Material for the task
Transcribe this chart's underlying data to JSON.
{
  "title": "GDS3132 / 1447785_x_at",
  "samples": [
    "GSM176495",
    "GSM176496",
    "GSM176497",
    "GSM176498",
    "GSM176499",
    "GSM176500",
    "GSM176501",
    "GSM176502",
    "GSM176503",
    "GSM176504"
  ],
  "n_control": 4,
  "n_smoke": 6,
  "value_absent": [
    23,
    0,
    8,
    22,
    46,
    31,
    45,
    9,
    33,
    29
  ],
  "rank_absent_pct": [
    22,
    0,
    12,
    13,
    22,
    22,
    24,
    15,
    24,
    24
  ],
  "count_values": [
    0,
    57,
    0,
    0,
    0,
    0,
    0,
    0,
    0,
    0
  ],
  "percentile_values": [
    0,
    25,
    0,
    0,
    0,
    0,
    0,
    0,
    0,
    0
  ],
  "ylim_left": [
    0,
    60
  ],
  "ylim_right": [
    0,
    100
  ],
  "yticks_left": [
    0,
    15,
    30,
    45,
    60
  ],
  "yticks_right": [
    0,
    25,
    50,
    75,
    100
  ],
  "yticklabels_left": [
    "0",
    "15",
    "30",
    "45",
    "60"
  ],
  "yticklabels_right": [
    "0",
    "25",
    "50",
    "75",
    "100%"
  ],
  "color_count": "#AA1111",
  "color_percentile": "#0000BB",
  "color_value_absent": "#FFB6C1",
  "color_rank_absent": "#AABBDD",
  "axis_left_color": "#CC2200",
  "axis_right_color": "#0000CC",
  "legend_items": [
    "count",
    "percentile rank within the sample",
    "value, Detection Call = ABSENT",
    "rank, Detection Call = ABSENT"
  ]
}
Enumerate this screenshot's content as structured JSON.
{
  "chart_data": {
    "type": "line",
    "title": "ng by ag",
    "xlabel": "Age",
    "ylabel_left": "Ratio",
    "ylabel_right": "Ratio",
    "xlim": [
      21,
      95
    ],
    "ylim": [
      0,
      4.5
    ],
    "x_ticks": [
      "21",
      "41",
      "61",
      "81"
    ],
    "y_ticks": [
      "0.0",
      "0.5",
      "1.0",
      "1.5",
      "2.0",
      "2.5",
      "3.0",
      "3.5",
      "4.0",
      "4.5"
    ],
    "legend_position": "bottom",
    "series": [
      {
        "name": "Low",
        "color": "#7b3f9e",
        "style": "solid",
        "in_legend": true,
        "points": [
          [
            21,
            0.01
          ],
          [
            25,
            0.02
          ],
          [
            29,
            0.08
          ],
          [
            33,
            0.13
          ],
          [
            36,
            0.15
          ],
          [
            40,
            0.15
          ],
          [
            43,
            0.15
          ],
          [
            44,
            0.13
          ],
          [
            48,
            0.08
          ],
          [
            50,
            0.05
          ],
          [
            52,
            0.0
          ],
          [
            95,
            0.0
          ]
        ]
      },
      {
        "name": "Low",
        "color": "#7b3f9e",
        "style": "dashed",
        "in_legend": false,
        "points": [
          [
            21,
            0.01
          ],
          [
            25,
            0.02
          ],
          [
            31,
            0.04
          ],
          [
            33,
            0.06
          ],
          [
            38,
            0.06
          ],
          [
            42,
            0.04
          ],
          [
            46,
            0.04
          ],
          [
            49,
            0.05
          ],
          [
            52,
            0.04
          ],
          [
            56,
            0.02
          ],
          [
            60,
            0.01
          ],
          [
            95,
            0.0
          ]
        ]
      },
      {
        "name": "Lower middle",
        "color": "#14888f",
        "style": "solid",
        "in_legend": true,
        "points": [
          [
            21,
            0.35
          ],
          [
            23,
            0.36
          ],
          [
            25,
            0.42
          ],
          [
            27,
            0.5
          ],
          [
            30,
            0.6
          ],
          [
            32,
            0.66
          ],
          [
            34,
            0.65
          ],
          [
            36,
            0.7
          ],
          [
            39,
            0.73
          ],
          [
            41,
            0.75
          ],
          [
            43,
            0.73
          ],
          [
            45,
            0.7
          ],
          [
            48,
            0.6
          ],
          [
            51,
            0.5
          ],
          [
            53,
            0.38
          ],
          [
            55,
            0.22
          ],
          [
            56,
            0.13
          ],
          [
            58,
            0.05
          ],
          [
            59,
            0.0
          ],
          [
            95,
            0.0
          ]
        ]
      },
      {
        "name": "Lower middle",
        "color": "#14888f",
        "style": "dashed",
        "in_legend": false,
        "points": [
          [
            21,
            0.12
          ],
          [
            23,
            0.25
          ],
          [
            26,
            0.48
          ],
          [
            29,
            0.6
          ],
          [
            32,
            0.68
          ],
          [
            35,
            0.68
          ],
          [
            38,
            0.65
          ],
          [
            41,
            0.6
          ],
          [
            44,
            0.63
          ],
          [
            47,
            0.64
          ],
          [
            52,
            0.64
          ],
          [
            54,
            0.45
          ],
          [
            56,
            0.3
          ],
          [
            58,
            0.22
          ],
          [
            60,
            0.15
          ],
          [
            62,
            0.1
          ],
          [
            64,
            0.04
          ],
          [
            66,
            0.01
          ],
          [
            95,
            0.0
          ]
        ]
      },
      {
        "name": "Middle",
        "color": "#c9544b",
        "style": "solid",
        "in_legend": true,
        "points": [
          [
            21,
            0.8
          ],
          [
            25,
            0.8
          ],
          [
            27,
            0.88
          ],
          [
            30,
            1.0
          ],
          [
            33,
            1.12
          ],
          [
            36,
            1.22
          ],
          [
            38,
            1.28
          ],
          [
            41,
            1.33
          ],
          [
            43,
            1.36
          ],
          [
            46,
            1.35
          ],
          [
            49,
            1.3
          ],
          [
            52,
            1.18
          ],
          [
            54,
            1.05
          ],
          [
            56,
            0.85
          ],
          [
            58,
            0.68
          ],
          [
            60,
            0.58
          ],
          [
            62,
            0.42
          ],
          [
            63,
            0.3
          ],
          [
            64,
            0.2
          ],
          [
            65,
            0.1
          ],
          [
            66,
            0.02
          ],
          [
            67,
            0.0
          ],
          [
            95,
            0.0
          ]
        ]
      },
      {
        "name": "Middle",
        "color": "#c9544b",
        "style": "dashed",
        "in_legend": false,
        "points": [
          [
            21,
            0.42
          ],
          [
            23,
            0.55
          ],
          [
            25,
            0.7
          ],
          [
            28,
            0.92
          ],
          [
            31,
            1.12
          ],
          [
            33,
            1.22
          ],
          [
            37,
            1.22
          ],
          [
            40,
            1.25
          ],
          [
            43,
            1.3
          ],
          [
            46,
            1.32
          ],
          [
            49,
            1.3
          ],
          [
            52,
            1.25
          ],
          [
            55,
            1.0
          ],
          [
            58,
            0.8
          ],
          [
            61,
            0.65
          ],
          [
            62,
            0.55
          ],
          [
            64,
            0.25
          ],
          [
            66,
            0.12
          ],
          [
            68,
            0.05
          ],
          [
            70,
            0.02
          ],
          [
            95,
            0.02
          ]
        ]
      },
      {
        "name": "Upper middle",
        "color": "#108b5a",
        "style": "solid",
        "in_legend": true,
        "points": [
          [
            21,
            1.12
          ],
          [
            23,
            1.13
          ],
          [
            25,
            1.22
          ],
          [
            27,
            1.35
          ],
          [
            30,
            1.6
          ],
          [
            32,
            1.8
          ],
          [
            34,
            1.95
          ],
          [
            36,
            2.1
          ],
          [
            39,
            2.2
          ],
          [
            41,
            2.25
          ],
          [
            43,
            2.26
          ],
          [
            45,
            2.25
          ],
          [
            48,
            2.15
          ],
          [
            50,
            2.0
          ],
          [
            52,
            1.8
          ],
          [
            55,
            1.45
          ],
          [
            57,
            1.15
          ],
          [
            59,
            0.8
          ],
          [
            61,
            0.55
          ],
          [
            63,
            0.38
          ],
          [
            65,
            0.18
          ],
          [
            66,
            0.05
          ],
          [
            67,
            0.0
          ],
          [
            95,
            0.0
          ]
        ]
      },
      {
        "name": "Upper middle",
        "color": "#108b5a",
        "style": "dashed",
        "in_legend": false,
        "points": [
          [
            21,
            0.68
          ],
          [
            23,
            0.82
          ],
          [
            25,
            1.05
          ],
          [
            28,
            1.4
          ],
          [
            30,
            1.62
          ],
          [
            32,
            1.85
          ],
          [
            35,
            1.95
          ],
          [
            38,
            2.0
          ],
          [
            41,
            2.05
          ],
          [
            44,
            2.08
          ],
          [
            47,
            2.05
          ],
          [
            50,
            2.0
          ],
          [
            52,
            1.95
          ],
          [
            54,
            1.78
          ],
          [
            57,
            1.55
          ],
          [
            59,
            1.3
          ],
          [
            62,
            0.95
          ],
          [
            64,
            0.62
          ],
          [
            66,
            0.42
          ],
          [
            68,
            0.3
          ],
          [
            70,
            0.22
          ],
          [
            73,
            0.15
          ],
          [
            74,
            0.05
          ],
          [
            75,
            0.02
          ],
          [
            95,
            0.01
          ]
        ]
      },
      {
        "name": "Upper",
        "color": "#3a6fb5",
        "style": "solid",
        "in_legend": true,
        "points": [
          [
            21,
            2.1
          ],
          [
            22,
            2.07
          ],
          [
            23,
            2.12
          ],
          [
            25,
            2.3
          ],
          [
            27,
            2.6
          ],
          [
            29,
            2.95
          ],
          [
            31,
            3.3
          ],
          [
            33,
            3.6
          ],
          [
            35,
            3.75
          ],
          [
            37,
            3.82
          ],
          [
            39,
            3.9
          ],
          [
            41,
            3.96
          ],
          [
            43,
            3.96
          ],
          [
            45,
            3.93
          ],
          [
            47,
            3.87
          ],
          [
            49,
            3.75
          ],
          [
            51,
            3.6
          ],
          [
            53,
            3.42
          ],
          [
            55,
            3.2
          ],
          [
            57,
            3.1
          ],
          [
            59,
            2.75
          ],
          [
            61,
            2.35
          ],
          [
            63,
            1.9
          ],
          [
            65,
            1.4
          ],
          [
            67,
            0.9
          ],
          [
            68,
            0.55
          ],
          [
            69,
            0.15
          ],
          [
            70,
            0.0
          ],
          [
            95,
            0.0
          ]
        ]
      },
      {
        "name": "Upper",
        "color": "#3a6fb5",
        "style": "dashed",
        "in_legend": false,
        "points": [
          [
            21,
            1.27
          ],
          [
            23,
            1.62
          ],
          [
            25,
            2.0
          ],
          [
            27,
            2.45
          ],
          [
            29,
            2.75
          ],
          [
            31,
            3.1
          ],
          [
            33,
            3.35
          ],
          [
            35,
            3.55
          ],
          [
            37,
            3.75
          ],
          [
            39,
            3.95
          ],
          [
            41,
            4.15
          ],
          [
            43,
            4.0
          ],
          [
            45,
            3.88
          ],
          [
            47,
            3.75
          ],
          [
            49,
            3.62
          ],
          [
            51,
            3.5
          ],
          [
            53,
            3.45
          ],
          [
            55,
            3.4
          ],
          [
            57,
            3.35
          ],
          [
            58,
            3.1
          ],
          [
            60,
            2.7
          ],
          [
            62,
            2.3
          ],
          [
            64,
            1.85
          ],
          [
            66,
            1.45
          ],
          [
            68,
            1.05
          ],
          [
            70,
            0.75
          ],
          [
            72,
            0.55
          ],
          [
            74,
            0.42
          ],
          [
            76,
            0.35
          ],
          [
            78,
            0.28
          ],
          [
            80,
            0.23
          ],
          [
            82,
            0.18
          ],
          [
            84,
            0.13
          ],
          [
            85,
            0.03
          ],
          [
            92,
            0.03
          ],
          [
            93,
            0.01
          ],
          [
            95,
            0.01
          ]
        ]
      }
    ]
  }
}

Your goal
Using the listing, collect all lines in which the string "JSON" is found.

Expected output
Transcribe this chart's underlying data to JSON.
Enumerate this screenshot's content as structured JSON.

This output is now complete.